Start of EXCERPTED RECORDS
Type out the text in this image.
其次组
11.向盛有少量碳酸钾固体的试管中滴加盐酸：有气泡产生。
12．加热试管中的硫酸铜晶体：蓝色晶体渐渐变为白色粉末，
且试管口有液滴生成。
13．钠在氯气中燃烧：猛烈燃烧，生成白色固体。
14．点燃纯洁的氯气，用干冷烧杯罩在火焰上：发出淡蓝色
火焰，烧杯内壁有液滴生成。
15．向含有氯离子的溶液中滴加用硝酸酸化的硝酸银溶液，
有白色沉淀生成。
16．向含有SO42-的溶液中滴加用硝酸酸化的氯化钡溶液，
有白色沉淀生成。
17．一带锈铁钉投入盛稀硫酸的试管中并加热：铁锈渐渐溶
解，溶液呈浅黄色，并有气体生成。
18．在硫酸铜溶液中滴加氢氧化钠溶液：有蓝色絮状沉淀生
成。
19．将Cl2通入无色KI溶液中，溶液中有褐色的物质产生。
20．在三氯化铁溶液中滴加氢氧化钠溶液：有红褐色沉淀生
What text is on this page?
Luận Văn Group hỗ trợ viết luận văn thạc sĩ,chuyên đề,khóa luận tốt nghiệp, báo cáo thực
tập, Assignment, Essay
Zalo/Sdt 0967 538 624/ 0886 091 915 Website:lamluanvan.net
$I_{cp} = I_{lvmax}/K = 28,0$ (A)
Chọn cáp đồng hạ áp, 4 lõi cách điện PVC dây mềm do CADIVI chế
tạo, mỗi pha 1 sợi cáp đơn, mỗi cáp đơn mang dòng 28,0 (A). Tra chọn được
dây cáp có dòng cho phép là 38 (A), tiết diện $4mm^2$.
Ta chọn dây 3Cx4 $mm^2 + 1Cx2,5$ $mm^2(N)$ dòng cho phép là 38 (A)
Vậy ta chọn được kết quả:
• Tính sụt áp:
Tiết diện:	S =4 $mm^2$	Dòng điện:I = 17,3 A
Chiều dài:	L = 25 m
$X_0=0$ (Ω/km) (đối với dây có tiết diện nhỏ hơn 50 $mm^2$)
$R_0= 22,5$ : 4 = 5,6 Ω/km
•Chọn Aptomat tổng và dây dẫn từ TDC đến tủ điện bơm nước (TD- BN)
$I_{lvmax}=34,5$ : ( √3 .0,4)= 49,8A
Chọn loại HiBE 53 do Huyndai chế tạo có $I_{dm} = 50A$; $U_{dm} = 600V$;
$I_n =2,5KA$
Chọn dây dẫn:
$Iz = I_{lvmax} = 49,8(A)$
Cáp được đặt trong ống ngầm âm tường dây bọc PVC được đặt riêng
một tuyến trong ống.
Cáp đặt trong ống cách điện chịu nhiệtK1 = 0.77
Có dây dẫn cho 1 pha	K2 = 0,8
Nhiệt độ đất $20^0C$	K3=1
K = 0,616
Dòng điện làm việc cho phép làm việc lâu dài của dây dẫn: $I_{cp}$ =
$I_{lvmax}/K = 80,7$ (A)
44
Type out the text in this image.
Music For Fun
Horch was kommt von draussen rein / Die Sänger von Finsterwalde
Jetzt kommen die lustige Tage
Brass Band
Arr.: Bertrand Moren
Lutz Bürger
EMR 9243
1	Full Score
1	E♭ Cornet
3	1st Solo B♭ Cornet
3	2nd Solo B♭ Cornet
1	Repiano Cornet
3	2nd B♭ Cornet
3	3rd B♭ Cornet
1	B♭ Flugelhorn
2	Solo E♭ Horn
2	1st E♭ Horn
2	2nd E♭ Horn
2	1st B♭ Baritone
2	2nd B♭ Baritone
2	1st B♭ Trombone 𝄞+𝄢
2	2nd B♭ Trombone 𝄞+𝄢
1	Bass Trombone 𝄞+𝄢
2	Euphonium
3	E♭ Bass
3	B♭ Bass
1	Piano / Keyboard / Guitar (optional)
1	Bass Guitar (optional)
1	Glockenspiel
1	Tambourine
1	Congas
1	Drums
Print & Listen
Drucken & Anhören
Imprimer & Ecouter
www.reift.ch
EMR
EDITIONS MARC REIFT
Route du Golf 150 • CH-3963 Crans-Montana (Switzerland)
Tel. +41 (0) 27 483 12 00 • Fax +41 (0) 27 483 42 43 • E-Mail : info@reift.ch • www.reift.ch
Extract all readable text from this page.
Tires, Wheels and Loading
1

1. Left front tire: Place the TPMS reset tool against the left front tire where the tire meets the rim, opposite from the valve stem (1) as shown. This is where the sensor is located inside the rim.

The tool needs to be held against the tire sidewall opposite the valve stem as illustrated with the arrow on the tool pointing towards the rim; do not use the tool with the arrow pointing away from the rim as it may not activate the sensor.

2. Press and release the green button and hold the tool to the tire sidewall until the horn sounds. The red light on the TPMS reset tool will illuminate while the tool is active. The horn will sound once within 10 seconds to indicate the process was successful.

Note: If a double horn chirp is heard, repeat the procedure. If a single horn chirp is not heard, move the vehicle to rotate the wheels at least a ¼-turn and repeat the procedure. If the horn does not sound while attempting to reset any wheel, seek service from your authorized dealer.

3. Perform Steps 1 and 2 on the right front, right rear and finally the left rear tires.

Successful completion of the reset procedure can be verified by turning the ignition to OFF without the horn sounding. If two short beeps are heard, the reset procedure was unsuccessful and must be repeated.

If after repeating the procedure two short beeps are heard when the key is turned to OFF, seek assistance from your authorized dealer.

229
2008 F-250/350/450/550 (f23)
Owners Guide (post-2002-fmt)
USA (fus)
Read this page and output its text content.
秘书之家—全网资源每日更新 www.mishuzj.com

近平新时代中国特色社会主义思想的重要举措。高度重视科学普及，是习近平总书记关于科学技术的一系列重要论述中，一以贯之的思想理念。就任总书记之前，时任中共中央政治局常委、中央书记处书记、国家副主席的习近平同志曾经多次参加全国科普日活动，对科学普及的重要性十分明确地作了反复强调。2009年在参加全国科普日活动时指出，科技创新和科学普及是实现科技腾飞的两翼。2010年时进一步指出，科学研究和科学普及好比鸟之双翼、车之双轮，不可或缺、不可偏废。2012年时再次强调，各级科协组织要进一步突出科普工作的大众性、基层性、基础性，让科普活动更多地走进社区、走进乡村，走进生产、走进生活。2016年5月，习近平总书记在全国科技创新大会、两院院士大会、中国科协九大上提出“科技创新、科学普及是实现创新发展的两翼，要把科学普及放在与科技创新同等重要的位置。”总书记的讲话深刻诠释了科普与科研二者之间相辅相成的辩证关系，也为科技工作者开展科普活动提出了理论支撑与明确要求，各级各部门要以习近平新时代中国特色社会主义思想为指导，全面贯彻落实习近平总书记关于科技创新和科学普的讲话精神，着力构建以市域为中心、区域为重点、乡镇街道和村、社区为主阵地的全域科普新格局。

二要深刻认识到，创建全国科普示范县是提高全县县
End of EXCERPTED RECORDS
--- EXERCISE ---
Tally up the lines with the word "seek" in them, and answer with that number by itself.

--- TASK ANSWER ---
2